## START

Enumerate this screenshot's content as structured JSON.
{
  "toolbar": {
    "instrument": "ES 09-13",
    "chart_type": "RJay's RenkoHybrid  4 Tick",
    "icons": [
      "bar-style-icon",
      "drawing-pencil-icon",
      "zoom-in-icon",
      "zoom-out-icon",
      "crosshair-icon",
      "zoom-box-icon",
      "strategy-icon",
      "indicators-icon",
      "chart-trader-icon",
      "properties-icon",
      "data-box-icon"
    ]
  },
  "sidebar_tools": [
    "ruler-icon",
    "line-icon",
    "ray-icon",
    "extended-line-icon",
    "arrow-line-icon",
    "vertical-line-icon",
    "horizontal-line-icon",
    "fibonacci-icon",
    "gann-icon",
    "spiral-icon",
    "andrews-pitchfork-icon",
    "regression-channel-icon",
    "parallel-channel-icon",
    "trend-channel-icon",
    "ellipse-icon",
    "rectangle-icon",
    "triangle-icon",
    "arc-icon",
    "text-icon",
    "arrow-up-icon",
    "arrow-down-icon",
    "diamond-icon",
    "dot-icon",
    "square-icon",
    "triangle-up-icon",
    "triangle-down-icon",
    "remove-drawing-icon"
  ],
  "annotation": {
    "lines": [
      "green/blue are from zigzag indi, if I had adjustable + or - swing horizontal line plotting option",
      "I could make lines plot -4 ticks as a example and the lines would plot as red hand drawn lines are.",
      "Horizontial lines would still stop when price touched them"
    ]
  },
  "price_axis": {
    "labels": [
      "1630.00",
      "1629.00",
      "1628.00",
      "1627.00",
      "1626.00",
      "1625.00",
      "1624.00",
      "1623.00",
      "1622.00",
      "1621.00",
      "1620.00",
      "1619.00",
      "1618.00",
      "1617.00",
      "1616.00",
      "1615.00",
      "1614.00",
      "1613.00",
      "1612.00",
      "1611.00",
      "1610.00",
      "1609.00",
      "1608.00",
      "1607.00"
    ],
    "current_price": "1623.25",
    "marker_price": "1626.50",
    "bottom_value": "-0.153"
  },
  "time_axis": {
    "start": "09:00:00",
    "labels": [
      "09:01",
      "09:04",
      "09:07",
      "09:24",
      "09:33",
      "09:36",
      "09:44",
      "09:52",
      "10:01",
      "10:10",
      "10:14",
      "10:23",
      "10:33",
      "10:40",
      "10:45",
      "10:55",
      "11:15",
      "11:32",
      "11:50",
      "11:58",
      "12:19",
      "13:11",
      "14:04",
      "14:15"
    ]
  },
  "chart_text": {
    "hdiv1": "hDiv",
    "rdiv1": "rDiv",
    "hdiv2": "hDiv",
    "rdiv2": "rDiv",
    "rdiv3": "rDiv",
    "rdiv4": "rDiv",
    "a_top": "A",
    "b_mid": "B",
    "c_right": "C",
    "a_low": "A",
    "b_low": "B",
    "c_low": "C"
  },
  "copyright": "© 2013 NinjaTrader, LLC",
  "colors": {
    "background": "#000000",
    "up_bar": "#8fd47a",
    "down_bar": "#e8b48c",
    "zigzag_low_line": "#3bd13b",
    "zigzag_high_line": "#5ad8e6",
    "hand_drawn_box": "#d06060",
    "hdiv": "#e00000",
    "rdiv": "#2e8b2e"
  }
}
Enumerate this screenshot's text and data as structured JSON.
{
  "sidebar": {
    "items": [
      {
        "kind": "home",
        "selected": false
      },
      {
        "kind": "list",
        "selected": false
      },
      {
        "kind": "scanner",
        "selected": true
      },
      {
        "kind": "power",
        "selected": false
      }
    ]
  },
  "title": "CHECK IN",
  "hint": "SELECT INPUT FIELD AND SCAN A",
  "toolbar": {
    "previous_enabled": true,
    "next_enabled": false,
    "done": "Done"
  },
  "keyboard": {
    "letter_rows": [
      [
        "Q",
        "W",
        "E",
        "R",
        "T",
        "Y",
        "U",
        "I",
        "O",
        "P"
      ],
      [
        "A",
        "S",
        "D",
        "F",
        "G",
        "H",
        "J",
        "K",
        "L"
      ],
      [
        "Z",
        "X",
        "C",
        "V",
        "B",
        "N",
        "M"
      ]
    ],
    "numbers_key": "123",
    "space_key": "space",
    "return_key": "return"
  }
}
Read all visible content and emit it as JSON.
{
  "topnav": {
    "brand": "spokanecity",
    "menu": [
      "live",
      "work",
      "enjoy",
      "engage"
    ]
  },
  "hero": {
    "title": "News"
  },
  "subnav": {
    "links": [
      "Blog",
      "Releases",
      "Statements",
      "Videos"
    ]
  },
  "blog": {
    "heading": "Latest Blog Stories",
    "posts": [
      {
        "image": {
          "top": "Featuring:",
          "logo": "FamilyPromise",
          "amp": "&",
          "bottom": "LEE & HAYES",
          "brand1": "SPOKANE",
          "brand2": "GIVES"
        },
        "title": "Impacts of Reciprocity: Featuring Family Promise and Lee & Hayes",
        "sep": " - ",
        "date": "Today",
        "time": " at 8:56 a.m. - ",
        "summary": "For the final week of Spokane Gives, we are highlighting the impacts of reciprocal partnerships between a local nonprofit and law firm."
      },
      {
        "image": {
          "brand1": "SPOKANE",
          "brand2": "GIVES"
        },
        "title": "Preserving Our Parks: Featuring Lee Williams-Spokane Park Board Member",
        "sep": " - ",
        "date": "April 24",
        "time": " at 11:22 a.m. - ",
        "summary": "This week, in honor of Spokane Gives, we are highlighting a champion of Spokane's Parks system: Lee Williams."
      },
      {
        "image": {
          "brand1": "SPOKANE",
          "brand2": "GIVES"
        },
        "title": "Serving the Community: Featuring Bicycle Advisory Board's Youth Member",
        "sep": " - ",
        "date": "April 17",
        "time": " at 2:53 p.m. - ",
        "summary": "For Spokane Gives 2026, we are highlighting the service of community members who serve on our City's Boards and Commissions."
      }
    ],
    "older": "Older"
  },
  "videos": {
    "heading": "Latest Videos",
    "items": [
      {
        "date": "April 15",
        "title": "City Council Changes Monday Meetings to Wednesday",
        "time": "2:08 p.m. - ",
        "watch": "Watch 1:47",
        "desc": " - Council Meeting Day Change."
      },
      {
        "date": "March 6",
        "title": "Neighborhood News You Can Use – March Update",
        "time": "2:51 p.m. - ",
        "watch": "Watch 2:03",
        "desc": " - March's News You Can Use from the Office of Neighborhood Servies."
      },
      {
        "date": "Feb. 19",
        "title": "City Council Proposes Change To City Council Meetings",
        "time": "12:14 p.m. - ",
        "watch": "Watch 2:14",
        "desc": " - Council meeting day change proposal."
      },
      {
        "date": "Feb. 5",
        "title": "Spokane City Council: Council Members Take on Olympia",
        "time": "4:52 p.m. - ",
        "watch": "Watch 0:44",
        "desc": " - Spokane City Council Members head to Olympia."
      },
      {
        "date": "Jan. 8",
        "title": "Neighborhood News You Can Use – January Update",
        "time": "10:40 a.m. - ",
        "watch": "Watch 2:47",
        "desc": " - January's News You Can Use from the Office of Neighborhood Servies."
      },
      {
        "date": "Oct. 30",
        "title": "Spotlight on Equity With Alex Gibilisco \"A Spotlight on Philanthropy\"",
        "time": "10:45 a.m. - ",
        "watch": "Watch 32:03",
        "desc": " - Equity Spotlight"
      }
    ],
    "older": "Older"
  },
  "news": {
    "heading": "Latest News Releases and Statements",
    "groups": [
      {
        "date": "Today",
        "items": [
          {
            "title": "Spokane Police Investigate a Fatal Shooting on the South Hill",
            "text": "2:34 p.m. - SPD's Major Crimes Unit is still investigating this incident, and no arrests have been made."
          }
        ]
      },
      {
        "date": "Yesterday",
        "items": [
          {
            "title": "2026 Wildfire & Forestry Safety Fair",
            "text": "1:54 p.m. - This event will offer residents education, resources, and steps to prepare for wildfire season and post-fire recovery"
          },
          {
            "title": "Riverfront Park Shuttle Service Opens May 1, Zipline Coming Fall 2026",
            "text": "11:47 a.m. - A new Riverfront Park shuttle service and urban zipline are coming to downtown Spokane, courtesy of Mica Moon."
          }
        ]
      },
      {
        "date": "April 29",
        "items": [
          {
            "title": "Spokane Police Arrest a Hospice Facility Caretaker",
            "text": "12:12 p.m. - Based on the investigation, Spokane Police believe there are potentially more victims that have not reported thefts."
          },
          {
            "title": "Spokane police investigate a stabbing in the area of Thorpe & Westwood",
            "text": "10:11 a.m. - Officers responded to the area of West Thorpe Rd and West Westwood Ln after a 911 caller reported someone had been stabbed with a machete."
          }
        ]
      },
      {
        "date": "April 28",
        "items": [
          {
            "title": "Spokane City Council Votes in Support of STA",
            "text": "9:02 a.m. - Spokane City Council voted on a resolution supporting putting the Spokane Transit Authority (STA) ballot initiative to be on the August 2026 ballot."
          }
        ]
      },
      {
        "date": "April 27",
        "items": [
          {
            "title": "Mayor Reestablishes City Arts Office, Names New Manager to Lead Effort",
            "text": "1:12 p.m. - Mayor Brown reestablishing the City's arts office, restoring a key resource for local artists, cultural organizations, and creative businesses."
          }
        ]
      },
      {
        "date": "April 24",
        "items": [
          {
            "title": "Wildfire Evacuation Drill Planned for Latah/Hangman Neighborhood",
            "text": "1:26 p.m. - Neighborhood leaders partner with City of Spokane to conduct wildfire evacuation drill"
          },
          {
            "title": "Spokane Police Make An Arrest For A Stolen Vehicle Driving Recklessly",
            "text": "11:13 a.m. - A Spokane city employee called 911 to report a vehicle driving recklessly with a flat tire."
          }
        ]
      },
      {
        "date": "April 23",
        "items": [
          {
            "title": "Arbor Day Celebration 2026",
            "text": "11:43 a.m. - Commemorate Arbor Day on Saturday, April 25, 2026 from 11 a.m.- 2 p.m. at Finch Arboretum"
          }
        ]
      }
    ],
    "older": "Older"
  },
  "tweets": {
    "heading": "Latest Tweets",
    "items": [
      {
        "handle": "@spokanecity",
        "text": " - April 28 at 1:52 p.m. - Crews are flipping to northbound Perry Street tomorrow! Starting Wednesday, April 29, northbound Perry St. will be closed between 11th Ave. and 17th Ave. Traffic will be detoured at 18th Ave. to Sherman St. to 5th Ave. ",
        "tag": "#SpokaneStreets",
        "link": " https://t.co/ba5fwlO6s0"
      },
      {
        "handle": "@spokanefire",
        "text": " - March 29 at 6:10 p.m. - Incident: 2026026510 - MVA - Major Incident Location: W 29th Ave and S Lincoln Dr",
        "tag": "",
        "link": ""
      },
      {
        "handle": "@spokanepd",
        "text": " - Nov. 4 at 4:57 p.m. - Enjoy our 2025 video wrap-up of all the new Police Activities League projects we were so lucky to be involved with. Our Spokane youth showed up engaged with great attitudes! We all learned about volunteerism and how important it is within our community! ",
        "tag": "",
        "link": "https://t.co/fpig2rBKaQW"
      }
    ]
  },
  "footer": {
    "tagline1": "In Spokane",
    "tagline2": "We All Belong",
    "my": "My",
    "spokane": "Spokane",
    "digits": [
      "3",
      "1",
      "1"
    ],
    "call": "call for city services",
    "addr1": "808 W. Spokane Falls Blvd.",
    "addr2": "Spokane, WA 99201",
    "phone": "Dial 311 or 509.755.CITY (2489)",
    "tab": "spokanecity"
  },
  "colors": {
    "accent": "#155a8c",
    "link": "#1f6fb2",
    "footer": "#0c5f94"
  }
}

## END

[Short problem] How many of the lines above hold the word "content"? Give only that number.

[Exercise output] 2